Extract each line of the entries below that contains the word "axis".

[START Data supplied]

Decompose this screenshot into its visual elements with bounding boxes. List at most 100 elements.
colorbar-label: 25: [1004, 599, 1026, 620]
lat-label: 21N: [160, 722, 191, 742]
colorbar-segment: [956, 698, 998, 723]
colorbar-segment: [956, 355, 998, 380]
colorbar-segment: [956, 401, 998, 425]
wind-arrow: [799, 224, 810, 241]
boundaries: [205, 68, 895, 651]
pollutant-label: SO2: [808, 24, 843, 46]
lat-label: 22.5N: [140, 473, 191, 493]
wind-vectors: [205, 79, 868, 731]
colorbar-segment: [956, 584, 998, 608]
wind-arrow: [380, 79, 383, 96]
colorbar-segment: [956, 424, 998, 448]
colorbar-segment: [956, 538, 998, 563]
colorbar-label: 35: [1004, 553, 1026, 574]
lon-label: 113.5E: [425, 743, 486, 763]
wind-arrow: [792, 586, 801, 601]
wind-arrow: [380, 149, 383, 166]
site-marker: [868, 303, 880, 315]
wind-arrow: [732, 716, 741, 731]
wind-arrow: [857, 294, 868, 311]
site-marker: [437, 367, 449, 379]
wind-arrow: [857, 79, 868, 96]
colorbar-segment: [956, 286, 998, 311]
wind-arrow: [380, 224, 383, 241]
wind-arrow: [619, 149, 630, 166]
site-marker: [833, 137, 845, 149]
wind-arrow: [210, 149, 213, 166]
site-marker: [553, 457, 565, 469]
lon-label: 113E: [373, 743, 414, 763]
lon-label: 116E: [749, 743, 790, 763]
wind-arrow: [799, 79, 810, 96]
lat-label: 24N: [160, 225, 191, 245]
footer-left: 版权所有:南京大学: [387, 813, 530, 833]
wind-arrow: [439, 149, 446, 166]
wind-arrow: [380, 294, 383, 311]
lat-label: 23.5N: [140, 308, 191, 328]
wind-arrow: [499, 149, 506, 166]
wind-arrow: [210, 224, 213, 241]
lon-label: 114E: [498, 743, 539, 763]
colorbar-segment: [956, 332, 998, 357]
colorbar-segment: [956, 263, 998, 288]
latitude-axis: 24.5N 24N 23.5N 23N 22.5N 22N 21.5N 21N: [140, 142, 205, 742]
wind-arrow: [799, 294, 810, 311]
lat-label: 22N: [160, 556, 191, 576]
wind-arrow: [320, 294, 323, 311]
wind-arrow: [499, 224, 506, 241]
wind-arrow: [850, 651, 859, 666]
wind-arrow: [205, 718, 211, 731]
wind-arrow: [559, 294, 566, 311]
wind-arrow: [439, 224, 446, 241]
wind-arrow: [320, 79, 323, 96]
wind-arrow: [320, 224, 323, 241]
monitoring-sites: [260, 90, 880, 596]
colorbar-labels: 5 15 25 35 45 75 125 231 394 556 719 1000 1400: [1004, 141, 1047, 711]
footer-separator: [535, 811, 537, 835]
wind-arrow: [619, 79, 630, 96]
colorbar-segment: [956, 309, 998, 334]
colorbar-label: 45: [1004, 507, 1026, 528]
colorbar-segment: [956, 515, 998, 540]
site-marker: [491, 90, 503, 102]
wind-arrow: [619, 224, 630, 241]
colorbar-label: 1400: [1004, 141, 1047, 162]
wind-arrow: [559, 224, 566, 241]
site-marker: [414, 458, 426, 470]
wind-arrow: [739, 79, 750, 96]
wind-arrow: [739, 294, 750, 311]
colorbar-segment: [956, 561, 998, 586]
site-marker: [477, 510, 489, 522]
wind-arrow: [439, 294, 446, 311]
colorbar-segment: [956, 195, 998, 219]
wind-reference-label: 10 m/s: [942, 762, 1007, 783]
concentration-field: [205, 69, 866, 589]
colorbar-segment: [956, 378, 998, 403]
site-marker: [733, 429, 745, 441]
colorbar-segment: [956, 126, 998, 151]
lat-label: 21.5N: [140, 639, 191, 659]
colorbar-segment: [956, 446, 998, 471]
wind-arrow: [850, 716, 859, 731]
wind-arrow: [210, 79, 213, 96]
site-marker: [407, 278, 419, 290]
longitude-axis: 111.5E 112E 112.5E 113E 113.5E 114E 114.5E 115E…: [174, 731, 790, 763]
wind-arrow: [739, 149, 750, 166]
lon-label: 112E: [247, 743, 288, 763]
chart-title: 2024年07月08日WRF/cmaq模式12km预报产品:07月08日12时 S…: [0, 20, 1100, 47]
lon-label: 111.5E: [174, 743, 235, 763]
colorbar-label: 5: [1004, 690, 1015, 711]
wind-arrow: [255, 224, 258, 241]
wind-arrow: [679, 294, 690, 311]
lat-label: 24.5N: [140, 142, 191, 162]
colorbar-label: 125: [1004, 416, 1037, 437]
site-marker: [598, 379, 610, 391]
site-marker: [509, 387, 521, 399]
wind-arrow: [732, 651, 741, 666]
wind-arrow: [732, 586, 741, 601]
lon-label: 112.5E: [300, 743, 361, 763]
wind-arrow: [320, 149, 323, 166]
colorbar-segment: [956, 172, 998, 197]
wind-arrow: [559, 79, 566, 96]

[END Data supplied]

**Finished task**
latitude-axis: 24.5N 24N 23.5N 23N 22.5N 22N 21.5N 21N: [140, 142, 205, 742]
longitude-axis: 111.5E 112E 112.5E 113E 113.5E 114E 114.5E 115E…: [174, 731, 790, 763]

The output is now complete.